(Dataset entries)
* * * * * * * * *

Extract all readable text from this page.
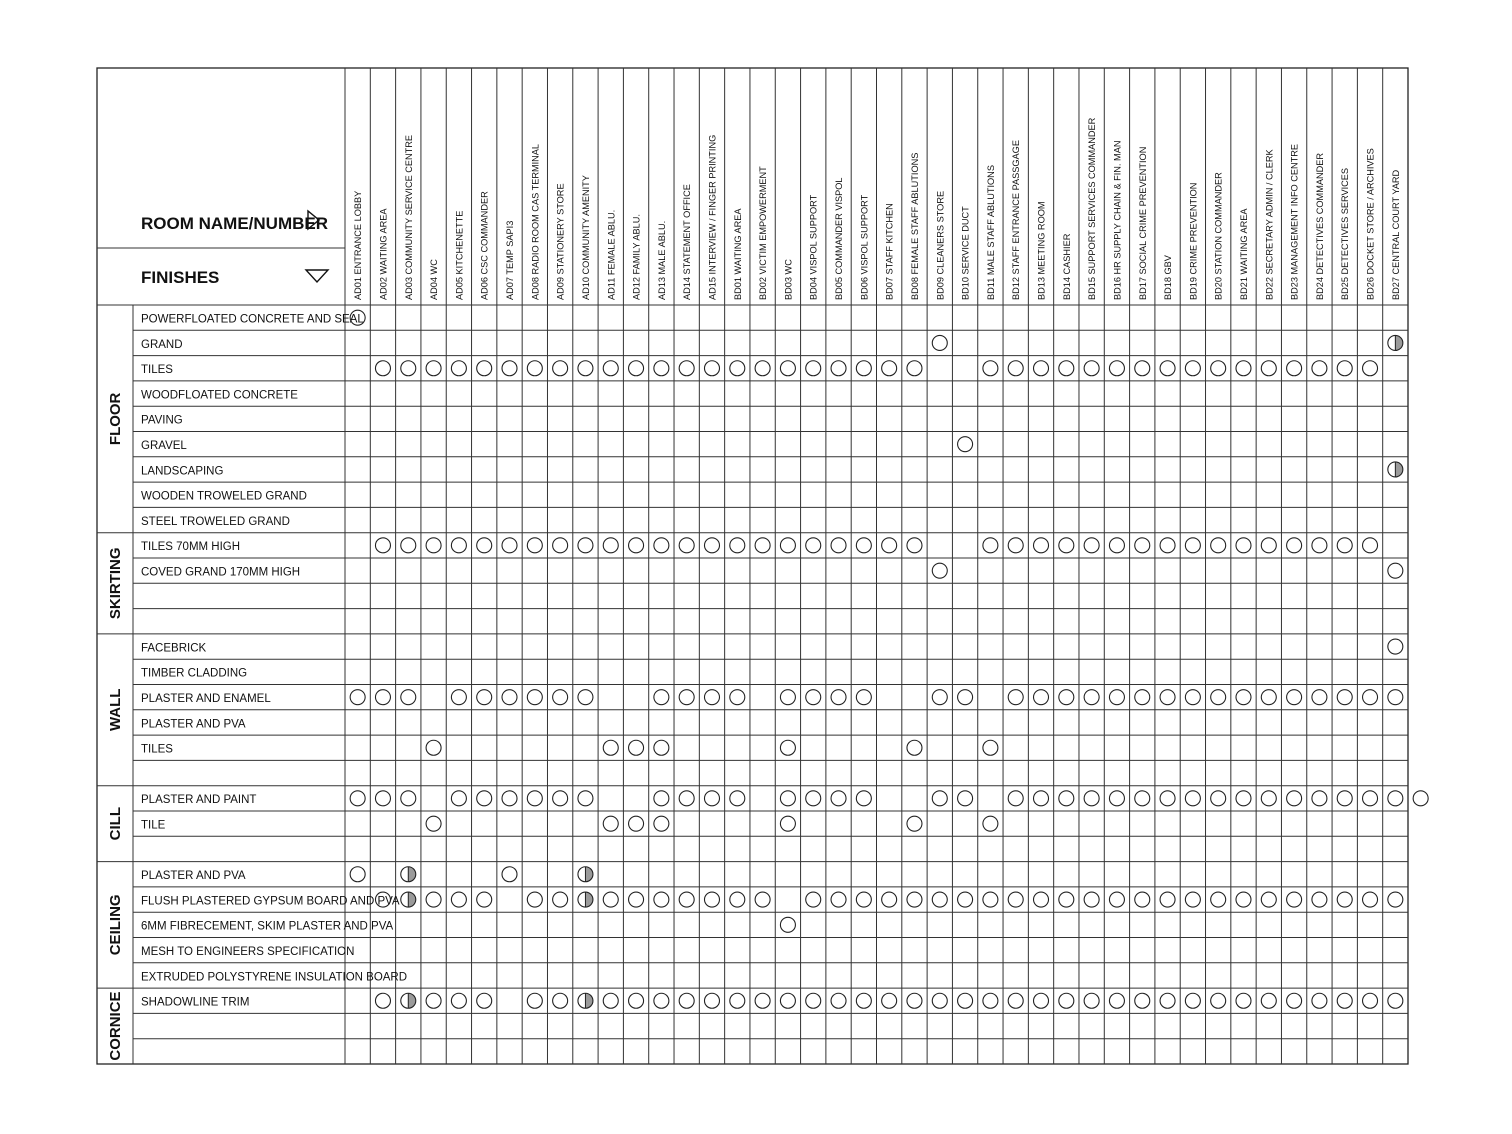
ROOM NAME/NUMBER
FINISHES	AD01 ENTRANCE LOBBY AD02 WAITING AREA AD03 COMMUNITY SERVICE CENTRE AD04 WC AD05 KITCHENETTE AD06 CSC COMMANDER AD07 TEMP SAPI3 AD08 RADIO ROOM CAS TERMINAL AD09 STATIONERY STORE AD10 COMMUNITY AMENITY AD11 FEMALE ABLU. AD12 FAMILY ABLU. AD13 MALE ABLU. AD14 STATEMENT OFFICE AD15 INTERVIEW / FINGER PRINTING BD01 WAITING AREA BD02 VICTIM EMPOWERMENT BD03 WC BD04 VISPOL SUPPORT BD05 COMMANDER VISPOL BD06 VISPOL SUPPORT BD07 STAFF KITCHEN BD08 FEMALE STAFF ABLUTIONS BD09 CLEANERS STORE BD10 SERVICE DUCT BD11 MALE STAFF ABLUTIONS BD12 STAFF ENTRANCE PASSGAGE BD13 MEETING ROOM BD14 CASHIER BD15 SUPPORT SERVICES COMMANDER BD16 HR SUPPLY CHAIN & FIN. MAN BD17 SOCIAL CRIME PREVENTION BD18 GBV BD19 CRIME PREVENTION BD20 STATION COMMANDER BD21 WAITING AREA BD22 SECRETARY ADMIN / CLERK BD23 MANAGEMENT INFO CENTRE BD24 DETECTIVES COMMANDER BD25 DETECTIVES SERVICES BD26 DOCKET STORE / ARCHIVES BD27 CENTRAL COURT YARD
POWERFLOATED CONCRETE AND SEAL
GRAND
TILES
WOODFLOATED CONCRETE
PAVING
GRAVEL
LANDSCAPING
WOODEN TROWELED GRAND
STEEL TROWELED GRAND
TILES 70MM HIGH
COVED GRAND 170MM HIGH
FACEBRICK
TIMBER CLADDING
PLASTER AND ENAMEL
PLASTER AND PVA
TILES
PLASTER AND PAINT
TILE
PLASTER AND PVA
FLUSH PLASTERED GYPSUM BOARD AND PVA
6MM FIBRECEMENT, SKIM PLASTER AND PVA
MESH TO ENGINEERS SPECIFICATION
EXTRUDED POLYSTYRENE INSULATION BOARD
SHADOWLINE TRIM
FLOOR
SKIRTING
WALL
CILL
CEILING
CORNICE
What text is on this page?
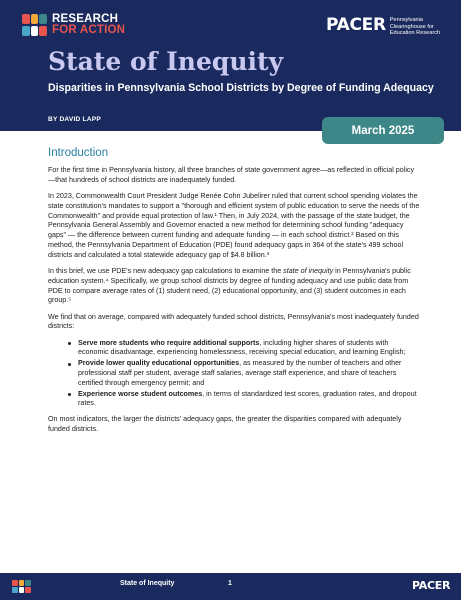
RESEARCH
FOR ACTION	PACER Pennsylvania Clearinghouse for Education Research
State of Inequity
Disparities in Pennsylvania School Districts by Degree of Funding Adequacy
BY DAVID LAPP
March 2025
Introduction

For the first time in Pennsylvania history, all three branches of state government agree—as reflected in official policy—that hundreds of school districts are inadequately funded.

In 2023, Commonwealth Court President Judge Renée Cohn Jubelirer ruled that current school spending violates the state constitution's mandates to support a "thorough and efficient system of public education to serve the needs of the Commonwealth" and provide equal protection of law.¹ Then, in July 2024, with the passage of the state budget, the Pennsylvania General Assembly and Governor enacted a new method for determining school funding "adequacy gaps" — the difference between current funding and adequate funding — in each school district.² Based on this method, the Pennsylvania Department of Education (PDE) found adequacy gaps in 364 of the state's 499 school districts and calculated a total statewide adequacy gap of $4.8 billion.³

In this brief, we use PDE's new adequacy gap calculations to examine the state of inequity in Pennsylvania's public education system.⁴ Specifically, we group school districts by degree of funding adequacy and use public data from PDE to compare average rates of (1) student need, (2) educational opportunity, and (3) student outcomes in each group.⁵

We find that on average, compared with adequately funded school districts, Pennsylvania's most inadequately funded districts:

Serve more students who require additional supports, including higher shares of students with economic disadvantage, experiencing homelessness, receiving special education, and learning English;
Provide lower quality educational opportunities, as measured by the number of teachers and other professional staff per student, average staff salaries, average staff experience, and share of teachers certified through emergency permit; and
Experience worse student outcomes, in terms of standardized test scores, graduation rates, and dropout rates.

On most indicators, the larger the districts' adequacy gaps, the greater the disparities compared with adequately funded districts.

State of Inequity	1	PACER
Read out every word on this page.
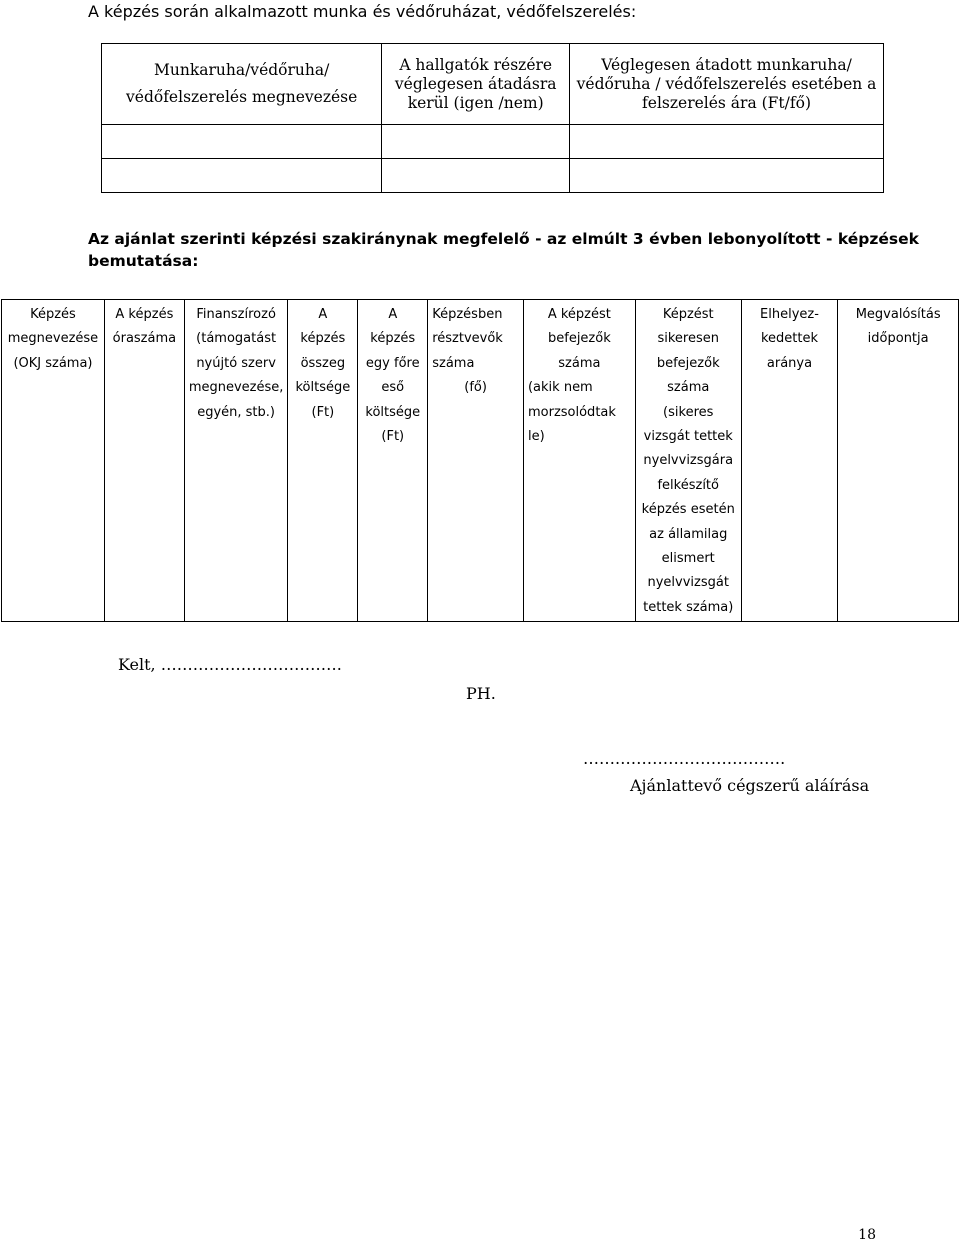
A képzés során alkalmazott munka és védőruházat, védőfelszerelés:
Munkaruha/védőruha/
védőfelszerelés megnevezése	A hallgatók részére
véglegesen átadásra
kerül (igen /nem)	Véglegesen átadott munkaruha/
védőruha / védőfelszerelés esetében a
felszerelés ára (Ft/fő)

Az ajánlat szerinti képzési szakiránynak megfelelő - az elmúlt 3 évben lebonyolított - képzések
bemutatása:
Képzés
megnevezése
(OKJ száma)

A képzés
óraszáma

Finanszírozó
(támogatást
nyújtó szerv
megnevezése,
egyén, stb.)

A
képzés
összeg
költsége
(Ft)

A
képzés
egy főre
eső
költsége
(Ft)

Képzésben
résztvevők
száma
(fő)

A képzést
befejezők
száma
(akik nem
morzsolódtak
le)

Képzést
sikeresen
befejezők
száma
(sikeres
vizsgát tettek
nyelvvizsgára
felkészítő
képzés esetén
az államilag
elismert
nyelvvizsgát
tettek száma)

Elhelyez-
kedettek
aránya

Megvalósítás
időpontja
Kelt, …………………………….
PH.
…….………………………….
Ajánlattevő cégszerű aláírása
18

* * * * * * * * *

**Task statement**
Within the records, how many lines include "védőfelszerelés"? The answer is the number and nothing else.

**Task answer**
3